■ WORK TO DO:
Produce an exact transcription of the listing below, omitting the pictures.

■ DATA LINES:
-=-=-
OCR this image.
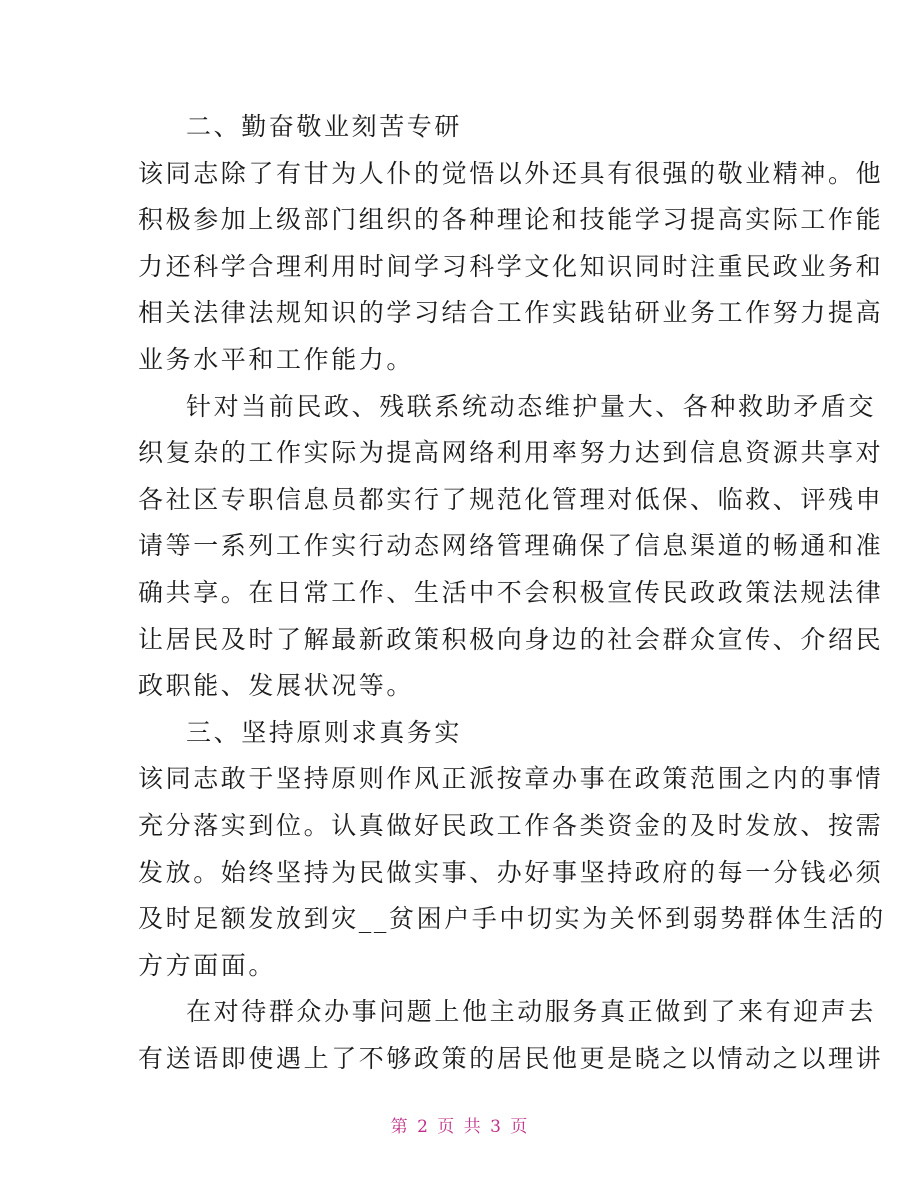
二、勤奋敬业刻苦专研
该同志除了有甘为人仆的觉悟以外还具有很强的敬业精神。他
积极参加上级部门组织的各种理论和技能学习提高实际工作能
力还科学合理利用时间学习科学文化知识同时注重民政业务和
相关法律法规知识的学习结合工作实践钻研业务工作努力提高
业务水平和工作能力。
针对当前民政、残联系统动态维护量大、各种救助矛盾交
织复杂的工作实际为提高网络利用率努力达到信息资源共享对
各社区专职信息员都实行了规范化管理对低保、临救、评残申
请等一系列工作实行动态网络管理确保了信息渠道的畅通和准
确共享。在日常工作、生活中不会积极宣传民政政策法规法律
让居民及时了解最新政策积极向身边的社会群众宣传、介绍民
政职能、发展状况等。
三、坚持原则求真务实
该同志敢于坚持原则作风正派按章办事在政策范围之内的事情
充分落实到位。认真做好民政工作各类资金的及时发放、按需
发放。始终坚持为民做实事、办好事坚持政府的每一分钱必须
及时足额发放到灾__贫困户手中切实为关怀到弱势群体生活的
方方面面。
在对待群众办事问题上他主动服务真正做到了来有迎声去
有送语即使遇上了不够政策的居民他更是晓之以情动之以理讲
第 2 页 共 3 页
-=-=-
■ TASK ANSWER:
OCR this image.
二、勤奋敬业刻苦专研
该同志除了有甘为人仆的觉悟以外还具有很强的敬业精神。他
积极参加上级部门组织的各种理论和技能学习提高实际工作能
力还科学合理利用时间学习科学文化知识同时注重民政业务和
相关法律法规知识的学习结合工作实践钻研业务工作努力提高
业务水平和工作能力。
针对当前民政、残联系统动态维护量大、各种救助矛盾交
织复杂的工作实际为提高网络利用率努力达到信息资源共享对
各社区专职信息员都实行了规范化管理对低保、临救、评残申
请等一系列工作实行动态网络管理确保了信息渠道的畅通和准
确共享。在日常工作、生活中不会积极宣传民政政策法规法律
让居民及时了解最新政策积极向身边的社会群众宣传、介绍民
政职能、发展状况等。
三、坚持原则求真务实
该同志敢于坚持原则作风正派按章办事在政策范围之内的事情
充分落实到位。认真做好民政工作各类资金的及时发放、按需
发放。始终坚持为民做实事、办好事坚持政府的每一分钱必须
及时足额发放到灾__贫困户手中切实为关怀到弱势群体生活的
方方面面。
在对待群众办事问题上他主动服务真正做到了来有迎声去
有送语即使遇上了不够政策的居民他更是晓之以情动之以理讲
第 2 页 共 3 页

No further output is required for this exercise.